#### Directions for this task:
Write out the records below once more, exactly as they stand.

#### Data section:
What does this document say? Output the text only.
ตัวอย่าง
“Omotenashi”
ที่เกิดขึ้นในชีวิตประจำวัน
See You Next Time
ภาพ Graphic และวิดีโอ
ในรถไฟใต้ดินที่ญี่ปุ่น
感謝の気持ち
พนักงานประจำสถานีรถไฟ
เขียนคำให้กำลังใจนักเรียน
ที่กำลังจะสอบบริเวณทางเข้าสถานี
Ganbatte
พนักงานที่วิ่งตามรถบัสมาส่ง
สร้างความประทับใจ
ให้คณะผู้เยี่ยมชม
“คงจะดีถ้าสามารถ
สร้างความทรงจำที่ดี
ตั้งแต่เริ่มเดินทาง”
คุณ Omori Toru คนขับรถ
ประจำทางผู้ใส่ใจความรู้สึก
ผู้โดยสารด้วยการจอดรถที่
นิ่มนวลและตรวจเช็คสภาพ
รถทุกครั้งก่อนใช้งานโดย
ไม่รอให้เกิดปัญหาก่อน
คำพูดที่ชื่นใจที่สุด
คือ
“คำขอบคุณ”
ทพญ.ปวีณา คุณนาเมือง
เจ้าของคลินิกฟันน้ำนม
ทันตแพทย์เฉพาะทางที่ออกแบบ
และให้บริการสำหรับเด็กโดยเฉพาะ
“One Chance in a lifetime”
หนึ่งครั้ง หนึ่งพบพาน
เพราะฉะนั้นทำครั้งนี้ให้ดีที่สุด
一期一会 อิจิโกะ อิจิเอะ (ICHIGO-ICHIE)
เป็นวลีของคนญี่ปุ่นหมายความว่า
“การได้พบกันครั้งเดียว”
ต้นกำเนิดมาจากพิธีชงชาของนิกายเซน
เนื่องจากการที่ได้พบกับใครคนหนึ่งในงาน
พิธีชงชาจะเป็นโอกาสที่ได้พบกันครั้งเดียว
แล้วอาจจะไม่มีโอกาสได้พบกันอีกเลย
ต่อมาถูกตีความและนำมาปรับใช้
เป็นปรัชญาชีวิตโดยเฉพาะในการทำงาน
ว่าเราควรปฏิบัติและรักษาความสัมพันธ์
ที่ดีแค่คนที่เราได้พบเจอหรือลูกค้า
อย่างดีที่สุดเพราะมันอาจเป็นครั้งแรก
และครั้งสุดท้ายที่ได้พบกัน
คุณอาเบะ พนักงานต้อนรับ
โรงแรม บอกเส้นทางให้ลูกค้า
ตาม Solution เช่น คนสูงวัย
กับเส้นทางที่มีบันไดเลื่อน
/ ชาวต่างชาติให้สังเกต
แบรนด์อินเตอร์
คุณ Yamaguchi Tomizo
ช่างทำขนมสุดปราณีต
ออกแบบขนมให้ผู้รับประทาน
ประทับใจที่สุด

#### Result of the task:
What does this document say? Output the text only.
ตัวอย่าง
“Omotenashi”
ที่เกิดขึ้นในชีวิตประจำวัน
See You Next Time
ภาพ Graphic และวิดีโอ
ในรถไฟใต้ดินที่ญี่ปุ่น
感謝の気持ち
พนักงานประจำสถานีรถไฟ
เขียนคำให้กำลังใจนักเรียน
ที่กำลังจะสอบบริเวณทางเข้าสถานี
Ganbatte
พนักงานที่วิ่งตามรถบัสมาส่ง
สร้างความประทับใจ
ให้คณะผู้เยี่ยมชม
“คงจะดีถ้าสามารถ
สร้างความทรงจำที่ดี
ตั้งแต่เริ่มเดินทาง”
คุณ Omori Toru คนขับรถ
ประจำทางผู้ใส่ใจความรู้สึก
ผู้โดยสารด้วยการจอดรถที่
นิ่มนวลและตรวจเช็คสภาพ
รถทุกครั้งก่อนใช้งานโดย
ไม่รอให้เกิดปัญหาก่อน
คำพูดที่ชื่นใจที่สุด
คือ
“คำขอบคุณ”
ทพญ.ปวีณา คุณนาเมือง
เจ้าของคลินิกฟันน้ำนม
ทันตแพทย์เฉพาะทางที่ออกแบบ
และให้บริการสำหรับเด็กโดยเฉพาะ
“One Chance in a lifetime”
หนึ่งครั้ง หนึ่งพบพาน
เพราะฉะนั้นทำครั้งนี้ให้ดีที่สุด
一期一会 อิจิโกะ อิจิเอะ (ICHIGO-ICHIE)
เป็นวลีของคนญี่ปุ่นหมายความว่า
“การได้พบกันครั้งเดียว”
ต้นกำเนิดมาจากพิธีชงชาของนิกายเซน
เนื่องจากการที่ได้พบกับใครคนหนึ่งในงาน
พิธีชงชาจะเป็นโอกาสที่ได้พบกันครั้งเดียว
แล้วอาจจะไม่มีโอกาสได้พบกันอีกเลย
ต่อมาถูกตีความและนำมาปรับใช้
เป็นปรัชญาชีวิตโดยเฉพาะในการทำงาน
ว่าเราควรปฏิบัติและรักษาความสัมพันธ์
ที่ดีแค่คนที่เราได้พบเจอหรือลูกค้า
อย่างดีที่สุดเพราะมันอาจเป็นครั้งแรก
และครั้งสุดท้ายที่ได้พบกัน
คุณอาเบะ พนักงานต้อนรับ
โรงแรม บอกเส้นทางให้ลูกค้า
ตาม Solution เช่น คนสูงวัย
กับเส้นทางที่มีบันไดเลื่อน
/ ชาวต่างชาติให้สังเกต
แบรนด์อินเตอร์
คุณ Yamaguchi Tomizo
ช่างทำขนมสุดปราณีต
ออกแบบขนมให้ผู้รับประทาน
ประทับใจที่สุด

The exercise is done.